— Set exercise —
Locate the lines where "νεκρόν" occurs and copy them as they stand.

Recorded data
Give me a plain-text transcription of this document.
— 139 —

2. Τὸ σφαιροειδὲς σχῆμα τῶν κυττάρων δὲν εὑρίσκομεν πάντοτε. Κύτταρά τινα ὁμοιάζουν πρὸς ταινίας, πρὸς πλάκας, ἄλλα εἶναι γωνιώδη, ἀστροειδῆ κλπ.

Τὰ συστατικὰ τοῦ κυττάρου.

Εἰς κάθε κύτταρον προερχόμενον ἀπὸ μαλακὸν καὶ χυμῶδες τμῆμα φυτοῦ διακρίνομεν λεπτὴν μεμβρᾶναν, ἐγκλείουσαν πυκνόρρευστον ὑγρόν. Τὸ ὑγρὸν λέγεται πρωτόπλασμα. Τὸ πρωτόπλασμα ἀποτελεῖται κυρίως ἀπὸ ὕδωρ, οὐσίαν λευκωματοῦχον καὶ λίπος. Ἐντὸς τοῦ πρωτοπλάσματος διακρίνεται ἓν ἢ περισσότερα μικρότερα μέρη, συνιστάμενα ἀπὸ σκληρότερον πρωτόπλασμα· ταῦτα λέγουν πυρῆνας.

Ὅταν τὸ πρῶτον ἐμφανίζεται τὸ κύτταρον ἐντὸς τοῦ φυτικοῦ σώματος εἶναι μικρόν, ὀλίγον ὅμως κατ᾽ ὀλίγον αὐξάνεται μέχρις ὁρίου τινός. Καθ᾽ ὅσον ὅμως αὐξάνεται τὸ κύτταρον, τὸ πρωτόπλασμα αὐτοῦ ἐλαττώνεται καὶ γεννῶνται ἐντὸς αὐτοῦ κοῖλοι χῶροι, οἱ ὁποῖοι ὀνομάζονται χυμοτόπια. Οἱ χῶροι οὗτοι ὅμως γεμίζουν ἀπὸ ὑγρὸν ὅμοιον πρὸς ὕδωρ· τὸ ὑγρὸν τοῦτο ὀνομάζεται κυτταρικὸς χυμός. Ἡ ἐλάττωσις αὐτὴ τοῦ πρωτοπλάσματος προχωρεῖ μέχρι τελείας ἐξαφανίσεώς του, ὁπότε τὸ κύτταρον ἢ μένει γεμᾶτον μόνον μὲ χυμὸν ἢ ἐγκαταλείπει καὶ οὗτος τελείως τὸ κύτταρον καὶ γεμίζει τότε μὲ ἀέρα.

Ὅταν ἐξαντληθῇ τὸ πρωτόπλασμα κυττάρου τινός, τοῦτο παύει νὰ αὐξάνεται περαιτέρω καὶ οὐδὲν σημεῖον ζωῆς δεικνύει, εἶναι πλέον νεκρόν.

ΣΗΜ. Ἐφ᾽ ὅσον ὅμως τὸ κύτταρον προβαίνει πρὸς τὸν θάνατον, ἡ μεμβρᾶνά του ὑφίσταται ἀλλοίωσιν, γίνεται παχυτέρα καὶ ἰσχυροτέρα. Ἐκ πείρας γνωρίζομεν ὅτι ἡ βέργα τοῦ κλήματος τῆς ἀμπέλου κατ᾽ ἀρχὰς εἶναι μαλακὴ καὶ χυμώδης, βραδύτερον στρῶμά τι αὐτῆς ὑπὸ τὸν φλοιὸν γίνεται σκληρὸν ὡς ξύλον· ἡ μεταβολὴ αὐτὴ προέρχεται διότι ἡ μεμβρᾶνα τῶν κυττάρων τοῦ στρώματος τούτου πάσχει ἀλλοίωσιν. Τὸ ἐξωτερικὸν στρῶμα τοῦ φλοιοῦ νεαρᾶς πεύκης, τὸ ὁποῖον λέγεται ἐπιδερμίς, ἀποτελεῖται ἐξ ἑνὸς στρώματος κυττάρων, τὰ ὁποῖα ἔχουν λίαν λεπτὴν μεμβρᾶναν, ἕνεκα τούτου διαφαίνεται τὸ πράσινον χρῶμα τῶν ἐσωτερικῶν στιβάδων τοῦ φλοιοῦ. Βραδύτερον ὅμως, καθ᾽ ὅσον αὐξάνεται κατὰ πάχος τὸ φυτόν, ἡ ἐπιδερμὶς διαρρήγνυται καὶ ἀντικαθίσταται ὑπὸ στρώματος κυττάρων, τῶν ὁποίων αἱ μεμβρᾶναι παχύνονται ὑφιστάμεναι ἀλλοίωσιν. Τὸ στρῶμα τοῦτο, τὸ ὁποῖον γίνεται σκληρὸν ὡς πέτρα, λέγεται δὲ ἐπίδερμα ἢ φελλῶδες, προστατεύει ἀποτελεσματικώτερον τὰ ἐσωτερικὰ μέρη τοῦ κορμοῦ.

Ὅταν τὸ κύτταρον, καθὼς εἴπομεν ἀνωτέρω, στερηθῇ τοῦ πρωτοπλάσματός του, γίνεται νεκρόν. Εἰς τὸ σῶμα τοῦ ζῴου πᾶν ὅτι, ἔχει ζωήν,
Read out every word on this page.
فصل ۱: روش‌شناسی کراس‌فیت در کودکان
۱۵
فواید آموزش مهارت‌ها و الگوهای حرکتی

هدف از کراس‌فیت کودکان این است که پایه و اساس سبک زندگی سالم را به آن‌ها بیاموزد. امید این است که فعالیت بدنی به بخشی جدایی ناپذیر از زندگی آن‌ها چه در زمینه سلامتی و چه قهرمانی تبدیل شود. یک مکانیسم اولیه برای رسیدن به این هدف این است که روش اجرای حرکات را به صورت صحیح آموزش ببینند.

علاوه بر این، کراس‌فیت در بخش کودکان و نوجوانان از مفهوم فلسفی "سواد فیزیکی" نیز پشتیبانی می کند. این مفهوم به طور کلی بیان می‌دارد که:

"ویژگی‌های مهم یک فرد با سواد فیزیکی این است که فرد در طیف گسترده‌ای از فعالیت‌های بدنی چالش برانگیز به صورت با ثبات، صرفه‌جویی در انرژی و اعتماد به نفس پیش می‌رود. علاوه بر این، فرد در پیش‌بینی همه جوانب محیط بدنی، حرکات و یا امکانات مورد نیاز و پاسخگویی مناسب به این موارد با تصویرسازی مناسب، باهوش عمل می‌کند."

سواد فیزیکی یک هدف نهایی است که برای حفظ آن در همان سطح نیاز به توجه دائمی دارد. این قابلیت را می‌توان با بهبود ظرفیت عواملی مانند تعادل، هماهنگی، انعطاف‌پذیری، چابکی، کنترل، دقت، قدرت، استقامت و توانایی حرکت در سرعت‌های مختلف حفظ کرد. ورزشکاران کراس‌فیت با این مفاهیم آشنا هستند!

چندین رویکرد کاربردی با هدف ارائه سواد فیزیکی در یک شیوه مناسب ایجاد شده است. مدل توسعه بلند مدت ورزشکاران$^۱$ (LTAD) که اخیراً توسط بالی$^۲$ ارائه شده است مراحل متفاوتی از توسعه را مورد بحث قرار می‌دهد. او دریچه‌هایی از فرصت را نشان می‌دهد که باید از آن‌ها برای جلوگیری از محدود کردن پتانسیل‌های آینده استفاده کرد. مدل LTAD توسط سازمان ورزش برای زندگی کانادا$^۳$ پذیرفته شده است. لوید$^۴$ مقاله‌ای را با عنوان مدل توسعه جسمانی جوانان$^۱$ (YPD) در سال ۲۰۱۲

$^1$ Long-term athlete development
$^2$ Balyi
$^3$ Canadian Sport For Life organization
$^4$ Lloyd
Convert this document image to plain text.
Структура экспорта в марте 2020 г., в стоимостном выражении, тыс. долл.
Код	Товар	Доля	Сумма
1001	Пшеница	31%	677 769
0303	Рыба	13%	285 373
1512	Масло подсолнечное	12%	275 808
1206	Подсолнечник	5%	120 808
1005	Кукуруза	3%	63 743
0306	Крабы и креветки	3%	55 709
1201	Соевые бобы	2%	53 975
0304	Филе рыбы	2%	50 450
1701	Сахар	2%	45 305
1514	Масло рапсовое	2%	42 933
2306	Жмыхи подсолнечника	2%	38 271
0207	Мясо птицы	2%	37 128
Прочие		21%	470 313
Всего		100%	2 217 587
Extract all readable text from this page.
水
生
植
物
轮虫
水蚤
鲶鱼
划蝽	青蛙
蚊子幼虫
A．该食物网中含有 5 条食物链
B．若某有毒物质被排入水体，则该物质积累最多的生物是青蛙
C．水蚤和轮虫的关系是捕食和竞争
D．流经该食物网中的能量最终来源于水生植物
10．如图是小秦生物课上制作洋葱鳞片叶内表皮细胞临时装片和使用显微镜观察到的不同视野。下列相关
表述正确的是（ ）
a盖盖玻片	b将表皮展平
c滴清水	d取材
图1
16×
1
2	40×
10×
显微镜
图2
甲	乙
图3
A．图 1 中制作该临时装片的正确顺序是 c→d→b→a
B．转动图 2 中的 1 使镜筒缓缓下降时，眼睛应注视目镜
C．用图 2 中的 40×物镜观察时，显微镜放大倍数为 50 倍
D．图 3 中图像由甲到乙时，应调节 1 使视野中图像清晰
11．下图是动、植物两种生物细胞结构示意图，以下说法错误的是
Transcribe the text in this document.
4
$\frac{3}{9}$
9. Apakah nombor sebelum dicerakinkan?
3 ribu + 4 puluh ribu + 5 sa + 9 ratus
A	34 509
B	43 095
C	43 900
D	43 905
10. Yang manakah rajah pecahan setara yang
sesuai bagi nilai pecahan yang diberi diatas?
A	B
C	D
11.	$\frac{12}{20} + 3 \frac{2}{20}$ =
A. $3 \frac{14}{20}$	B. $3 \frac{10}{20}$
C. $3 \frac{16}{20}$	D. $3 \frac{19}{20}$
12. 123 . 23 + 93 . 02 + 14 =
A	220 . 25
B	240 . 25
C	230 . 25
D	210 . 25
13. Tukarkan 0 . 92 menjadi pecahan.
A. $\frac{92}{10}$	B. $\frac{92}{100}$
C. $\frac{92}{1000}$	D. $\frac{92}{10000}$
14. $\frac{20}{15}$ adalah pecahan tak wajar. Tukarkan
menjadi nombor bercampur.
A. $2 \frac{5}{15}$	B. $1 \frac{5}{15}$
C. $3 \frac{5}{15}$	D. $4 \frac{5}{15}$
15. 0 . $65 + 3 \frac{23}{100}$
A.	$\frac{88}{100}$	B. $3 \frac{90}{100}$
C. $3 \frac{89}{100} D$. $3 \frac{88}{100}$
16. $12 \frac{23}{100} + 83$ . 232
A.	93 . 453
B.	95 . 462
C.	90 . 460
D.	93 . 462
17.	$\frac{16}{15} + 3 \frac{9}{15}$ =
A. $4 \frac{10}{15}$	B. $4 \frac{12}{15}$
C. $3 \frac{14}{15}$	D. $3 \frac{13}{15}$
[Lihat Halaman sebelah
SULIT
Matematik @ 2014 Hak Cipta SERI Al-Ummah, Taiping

— Complete answer —
Ὅταν ἐξαντληθῇ τὸ πρωτόπλασμα κυττάρου τινός, τοῦτο παύει νὰ αὐξάνεται περαιτέρω καὶ οὐδὲν σημεῖον ζωῆς δεικνύει, εἶναι πλέον νεκρόν.
Ὅταν τὸ κύτταρον, καθὼς εἴπομεν ἀνωτέρω, στερηθῇ τοῦ πρωτοπλάσματός του, γίνεται νεκρόν. Εἰς τὸ σῶμα τοῦ ζῴου πᾶν ὅτι, ἔχει ζωήν,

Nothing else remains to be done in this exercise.